GIVEN DATA:

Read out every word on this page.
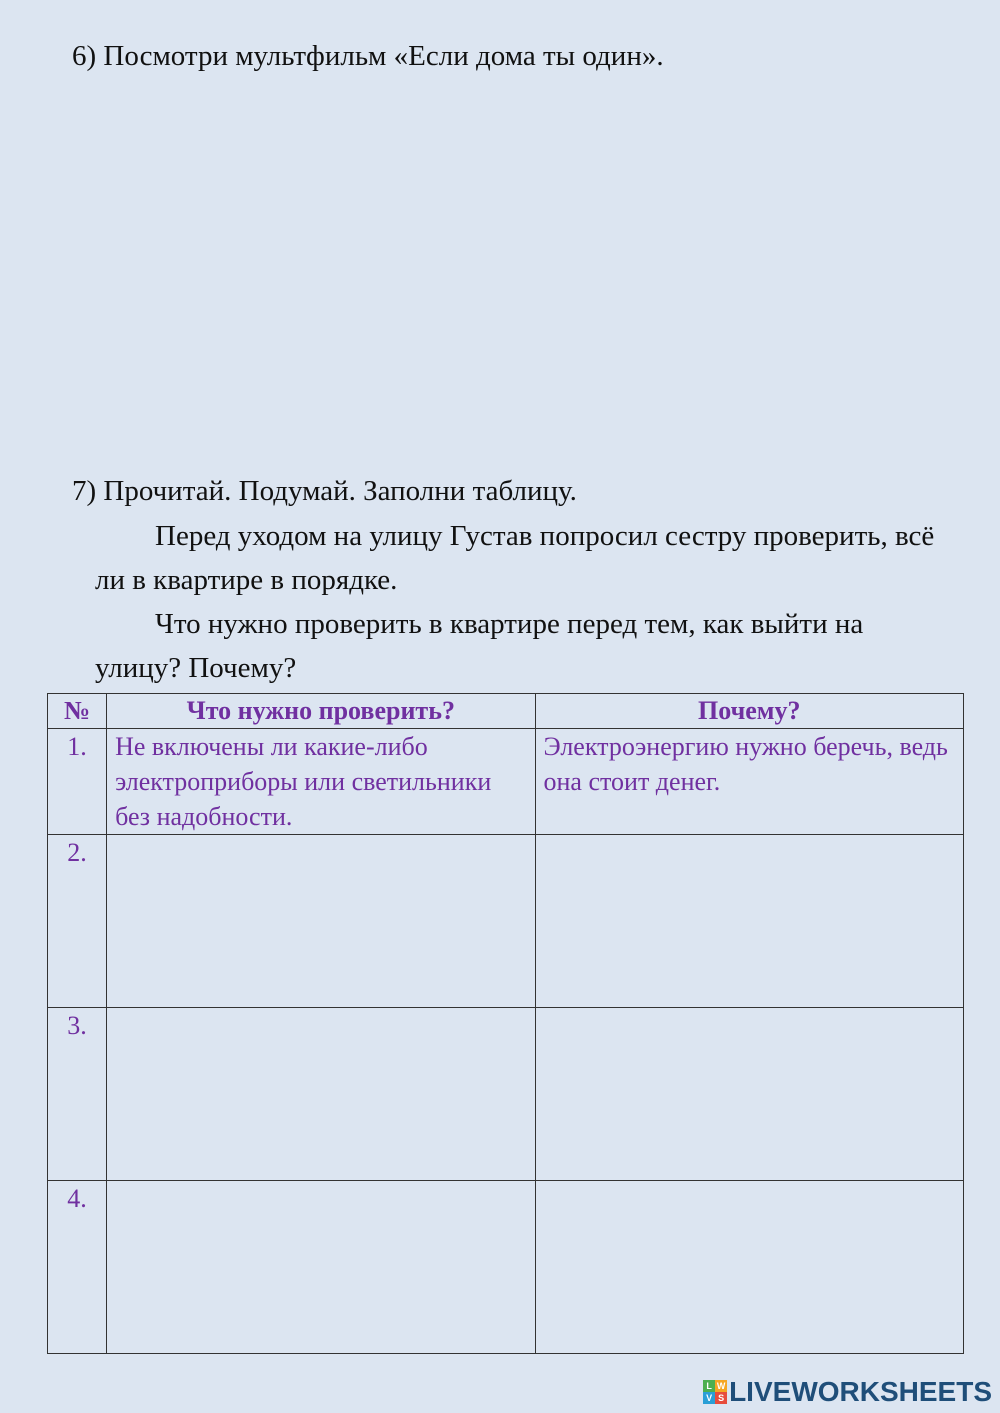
6) Посмотри мультфильм «Если дома ты один».
7) Прочитай. Подумай. Заполни таблицу.

Перед уходом на улицу Густав попросил сестру проверить, всё ли в квартире в порядке.

Что нужно проверить в квартире перед тем, как выйти на улицу? Почему?

№	Что нужно проверить?	Почему?
1.	Не включены ли какие-либо электроприборы или светильники без надобности.	Электроэнергию нужно беречь, ведь она стоит денег.
2.		
3.		
4.		
L W
V S LIVEWORKSHEETS
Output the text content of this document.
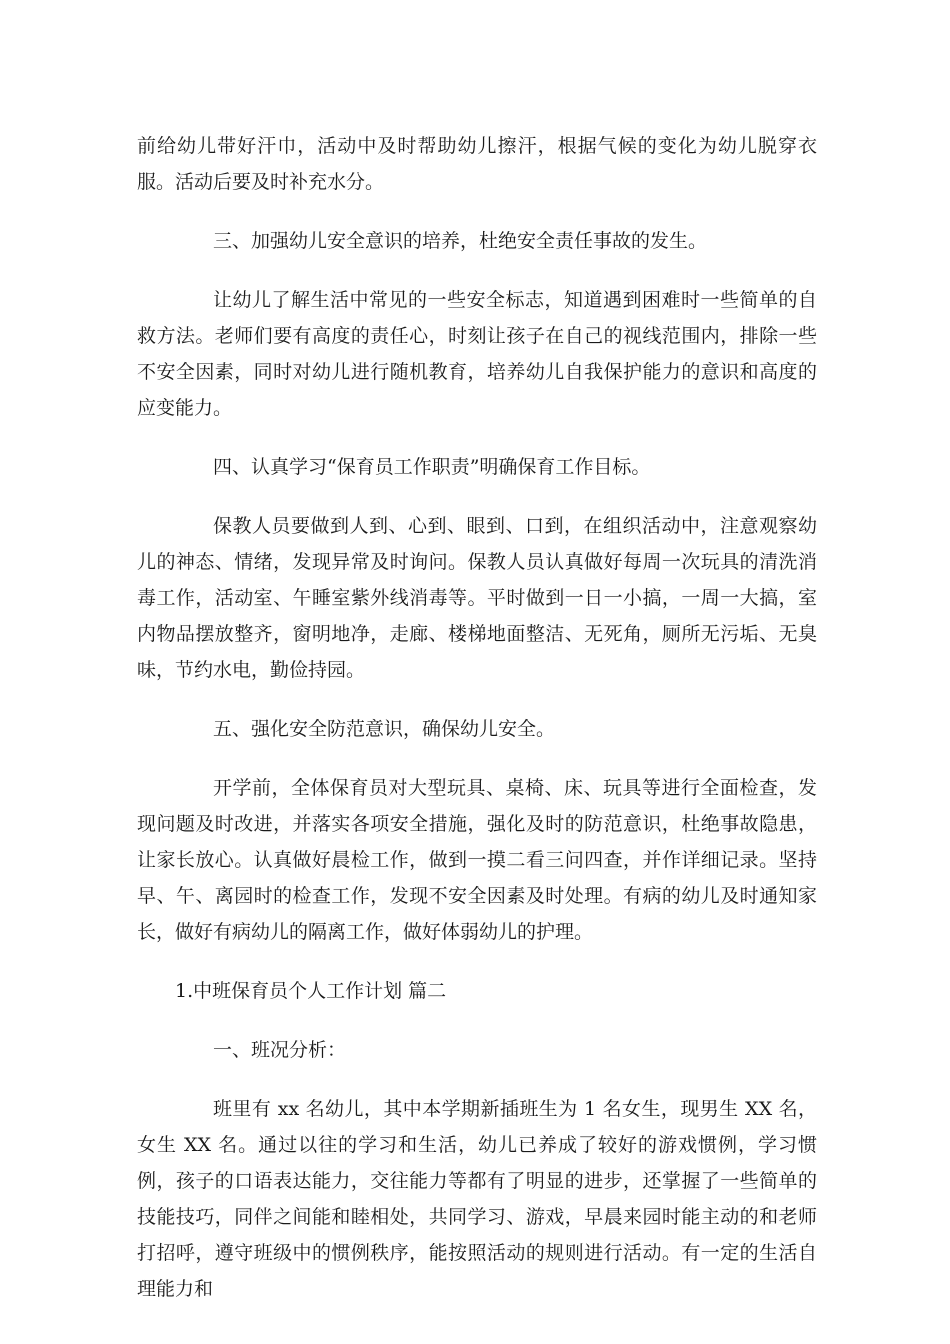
前给幼儿带好汗巾，活动中及时帮助幼儿擦汗，根据气候的变化为幼儿脱穿衣服。活动后要及时补充水分。

三、加强幼儿安全意识的培养，杜绝安全责任事故的发生。

让幼儿了解生活中常见的一些安全标志，知道遇到困难时一些简单的自救方法。老师们要有高度的责任心，时刻让孩子在自己的视线范围内，排除一些不安全因素，同时对幼儿进行随机教育，培养幼儿自我保护能力的意识和高度的应变能力。

四、认真学习“保育员工作职责”明确保育工作目标。

保教人员要做到人到、心到、眼到、口到，在组织活动中，注意观察幼儿的神态、情绪，发现异常及时询问。保教人员认真做好每周一次玩具的清洗消毒工作，活动室、午睡室紫外线消毒等。平时做到一日一小搞，一周一大搞，室内物品摆放整齐，窗明地净，走廊、楼梯地面整洁、无死角，厕所无污垢、无臭味，节约水电，勤俭持园。

五、强化安全防范意识，确保幼儿安全。

开学前，全体保育员对大型玩具、桌椅、床、玩具等进行全面检查，发现问题及时改进，并落实各项安全措施，强化及时的防范意识，杜绝事故隐患，让家长放心。认真做好晨检工作，做到一摸二看三问四查，并作详细记录。坚持早、午、离园时的检查工作，发现不安全因素及时处理。有病的幼儿及时通知家长，做好有病幼儿的隔离工作，做好体弱幼儿的护理。

1.中班保育员个人工作计划 篇二

一、班况分析：

班里有 xx 名幼儿，其中本学期新插班生为 1 名女生，现男生 XX 名，女生 XX 名。通过以往的学习和生活，幼儿已养成了较好的游戏惯例，学习惯例，孩子的口语表达能力，交往能力等都有了明显的进步，还掌握了一些简单的技能技巧，同伴之间能和睦相处，共同学习、游戏，早晨来园时能主动的和老师打招呼，遵守班级中的惯例秩序，能按照活动的规则进行活动。有一定的生活自理能力和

WHAT IS ASKED:
Write out the full set of lines verbatim, without the pictures.

ANSWER TO THE PROBLEM:
Read out every word on this page.
6) Посмотри мультфильм «Если дома ты один».
7) Прочитай. Подумай. Заполни таблицу.

Перед уходом на улицу Густав попросил сестру проверить, всё ли в квартире в порядке.

Что нужно проверить в квартире перед тем, как выйти на улицу? Почему?

№	Что нужно проверить?	Почему?
1.	Не включены ли какие-либо электроприборы или светильники без надобности.	Электроэнергию нужно беречь, ведь она стоит денег.
2.		
3.		
4.		
L W
V S LIVEWORKSHEETS
Output the text content of this document.
前给幼儿带好汗巾，活动中及时帮助幼儿擦汗，根据气候的变化为幼儿脱穿衣服。活动后要及时补充水分。

三、加强幼儿安全意识的培养，杜绝安全责任事故的发生。

让幼儿了解生活中常见的一些安全标志，知道遇到困难时一些简单的自救方法。老师们要有高度的责任心，时刻让孩子在自己的视线范围内，排除一些不安全因素，同时对幼儿进行随机教育，培养幼儿自我保护能力的意识和高度的应变能力。

四、认真学习“保育员工作职责”明确保育工作目标。

保教人员要做到人到、心到、眼到、口到，在组织活动中，注意观察幼儿的神态、情绪，发现异常及时询问。保教人员认真做好每周一次玩具的清洗消毒工作，活动室、午睡室紫外线消毒等。平时做到一日一小搞，一周一大搞，室内物品摆放整齐，窗明地净，走廊、楼梯地面整洁、无死角，厕所无污垢、无臭味，节约水电，勤俭持园。

五、强化安全防范意识，确保幼儿安全。

开学前，全体保育员对大型玩具、桌椅、床、玩具等进行全面检查，发现问题及时改进，并落实各项安全措施，强化及时的防范意识，杜绝事故隐患，让家长放心。认真做好晨检工作，做到一摸二看三问四查，并作详细记录。坚持早、午、离园时的检查工作，发现不安全因素及时处理。有病的幼儿及时通知家长，做好有病幼儿的隔离工作，做好体弱幼儿的护理。

1.中班保育员个人工作计划 篇二

一、班况分析：

班里有 xx 名幼儿，其中本学期新插班生为 1 名女生，现男生 XX 名，女生 XX 名。通过以往的学习和生活，幼儿已养成了较好的游戏惯例，学习惯例，孩子的口语表达能力，交往能力等都有了明显的进步，还掌握了一些简单的技能技巧，同伴之间能和睦相处，共同学习、游戏，早晨来园时能主动的和老师打招呼，遵守班级中的惯例秩序，能按照活动的规则进行活动。有一定的生活自理能力和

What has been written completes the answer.